> EXERCISE DESCRIPTION
Write out the records word for word, with no pictures.

Start

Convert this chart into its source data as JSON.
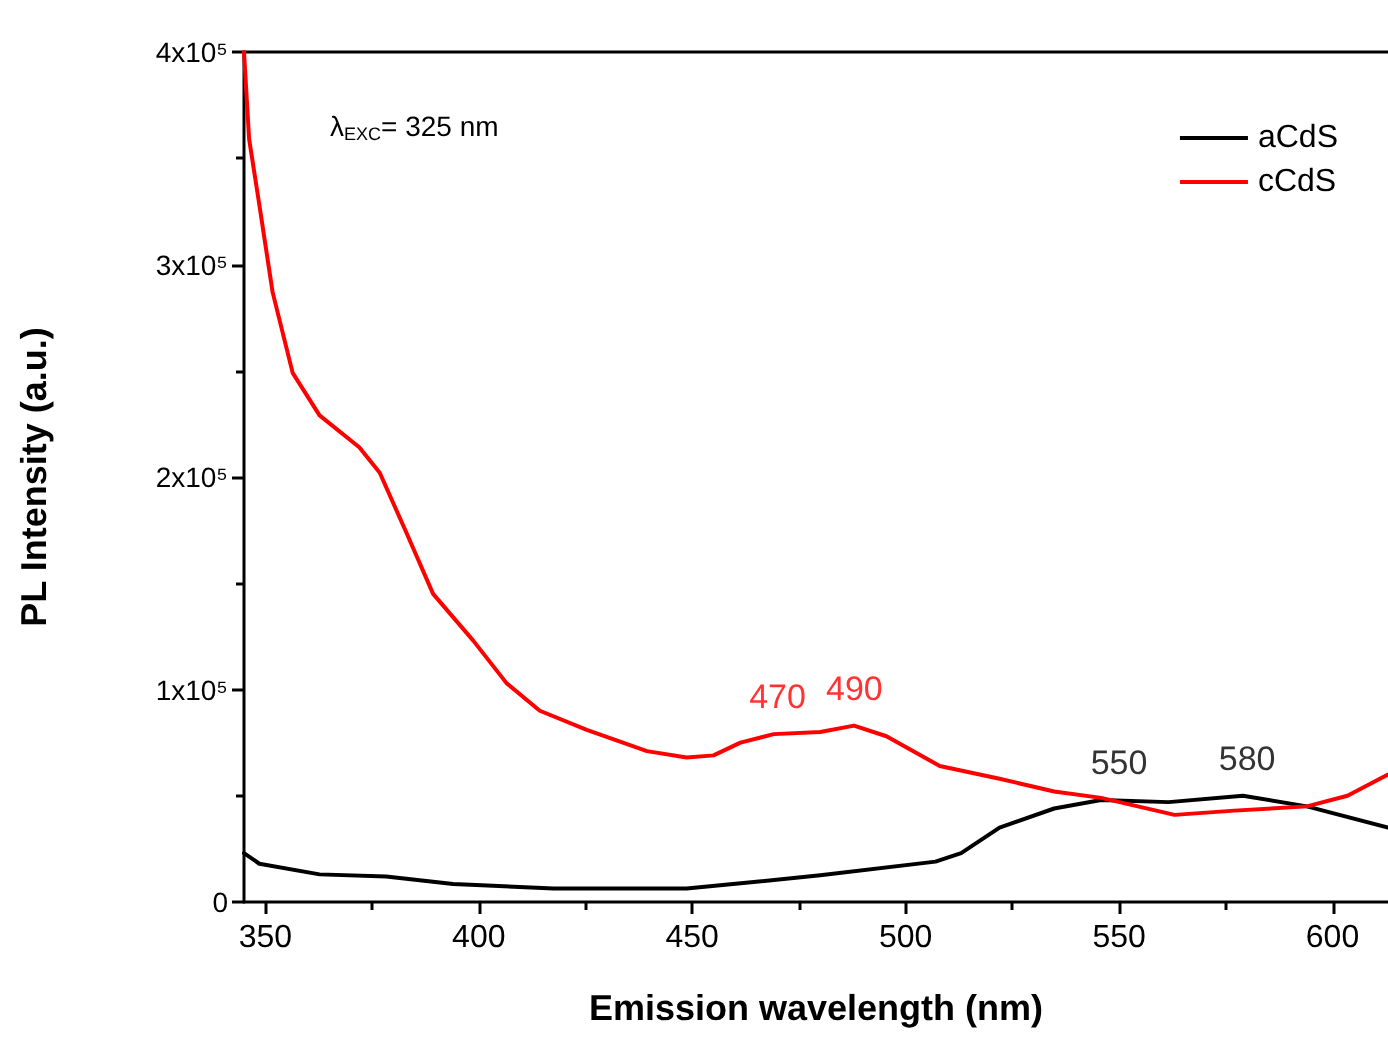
{
  "chart_data": {
    "type": "line",
    "xlabel": "Emission wavelength (nm)",
    "ylabel": "PL Intensity (a.u.)",
    "xlim": [
      345,
      613
    ],
    "xticks": [
      350,
      400,
      450,
      500,
      550,
      600
    ],
    "ylim": [
      0,
      400000
    ],
    "yticks": [
      {
        "value": 0,
        "label": "0"
      },
      {
        "value": 100000,
        "label": "1x10⁵"
      },
      {
        "value": 200000,
        "label": "2x10⁵"
      },
      {
        "value": 300000,
        "label": "3x10⁵"
      },
      {
        "value": 400000,
        "label": "4x10⁵"
      }
    ],
    "grid": false,
    "legend": "top right",
    "marker": "none",
    "line_style": "solid",
    "series": [
      {
        "name": "aCdS",
        "color": "#000000",
        "x": [
          345,
          348.6,
          362.7,
          378.3,
          394,
          417.5,
          448.7,
          464.4,
          480,
          507,
          513,
          522,
          534.8,
          545.8,
          561.6,
          579,
          594,
          613
        ],
        "values": [
          23000,
          18000,
          13000,
          12000,
          8500,
          6300,
          6300,
          9400,
          12600,
          19000,
          23000,
          35000,
          44000,
          48000,
          47000,
          50000,
          45000,
          35000
        ]
      },
      {
        "name": "cCdS",
        "color": "#ff0000",
        "x": [
          345,
          346.2,
          348.6,
          351.7,
          356.4,
          362.7,
          372,
          376.8,
          383,
          389.3,
          398.7,
          406.5,
          414.3,
          425.3,
          439.4,
          448.7,
          455,
          461.3,
          469.1,
          480,
          487.9,
          495.5,
          508,
          522,
          534.8,
          545.8,
          563,
          577,
          594,
          603.5,
          613
        ],
        "values": [
          400000,
          359000,
          328000,
          287000,
          249000,
          229000,
          214000,
          202000,
          174000,
          145000,
          123000,
          103000,
          90000,
          81000,
          71000,
          68000,
          69000,
          75000,
          79000,
          80000,
          83000,
          78000,
          64000,
          58000,
          52000,
          49000,
          41000,
          43000,
          45000,
          50000,
          60000
        ]
      }
    ],
    "annotations": [
      "λ$_{EXC}$= 325 nm",
      {
        "text": "470",
        "x": 470,
        "y": 79000
      },
      {
        "text": "490",
        "x": 488,
        "y": 83000
      },
      {
        "text": "550",
        "x": 550,
        "y": 48000
      },
      {
        "text": "580",
        "x": 580,
        "y": 50000
      }
    ]
  }
}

End

> TASK SOLUTION
Convert this chart into its source data as JSON.
{
  "chart_data": {
    "type": "line",
    "xlabel": "Emission wavelength (nm)",
    "ylabel": "PL Intensity (a.u.)",
    "xlim": [
      345,
      613
    ],
    "xticks": [
      350,
      400,
      450,
      500,
      550,
      600
    ],
    "ylim": [
      0,
      400000
    ],
    "yticks": [
      {
        "value": 0,
        "label": "0"
      },
      {
        "value": 100000,
        "label": "1x10⁵"
      },
      {
        "value": 200000,
        "label": "2x10⁵"
      },
      {
        "value": 300000,
        "label": "3x10⁵"
      },
      {
        "value": 400000,
        "label": "4x10⁵"
      }
    ],
    "grid": false,
    "legend": "top right",
    "marker": "none",
    "line_style": "solid",
    "series": [
      {
        "name": "aCdS",
        "color": "#000000",
        "x": [
          345,
          348.6,
          362.7,
          378.3,
          394,
          417.5,
          448.7,
          464.4,
          480,
          507,
          513,
          522,
          534.8,
          545.8,
          561.6,
          579,
          594,
          613
        ],
        "values": [
          23000,
          18000,
          13000,
          12000,
          8500,
          6300,
          6300,
          9400,
          12600,
          19000,
          23000,
          35000,
          44000,
          48000,
          47000,
          50000,
          45000,
          35000
        ]
      },
      {
        "name": "cCdS",
        "color": "#ff0000",
        "x": [
          345,
          346.2,
          348.6,
          351.7,
          356.4,
          362.7,
          372,
          376.8,
          383,
          389.3,
          398.7,
          406.5,
          414.3,
          425.3,
          439.4,
          448.7,
          455,
          461.3,
          469.1,
          480,
          487.9,
          495.5,
          508,
          522,
          534.8,
          545.8,
          563,
          577,
          594,
          603.5,
          613
        ],
        "values": [
          400000,
          359000,
          328000,
          287000,
          249000,
          229000,
          214000,
          202000,
          174000,
          145000,
          123000,
          103000,
          90000,
          81000,
          71000,
          68000,
          69000,
          75000,
          79000,
          80000,
          83000,
          78000,
          64000,
          58000,
          52000,
          49000,
          41000,
          43000,
          45000,
          50000,
          60000
        ]
      }
    ],
    "annotations": [
      "λ$_{EXC}$= 325 nm",
      {
        "text": "470",
        "x": 470,
        "y": 79000
      },
      {
        "text": "490",
        "x": 488,
        "y": 83000
      },
      {
        "text": "550",
        "x": 550,
        "y": 48000
      },
      {
        "text": "580",
        "x": 580,
        "y": 50000
      }
    ]
  }
}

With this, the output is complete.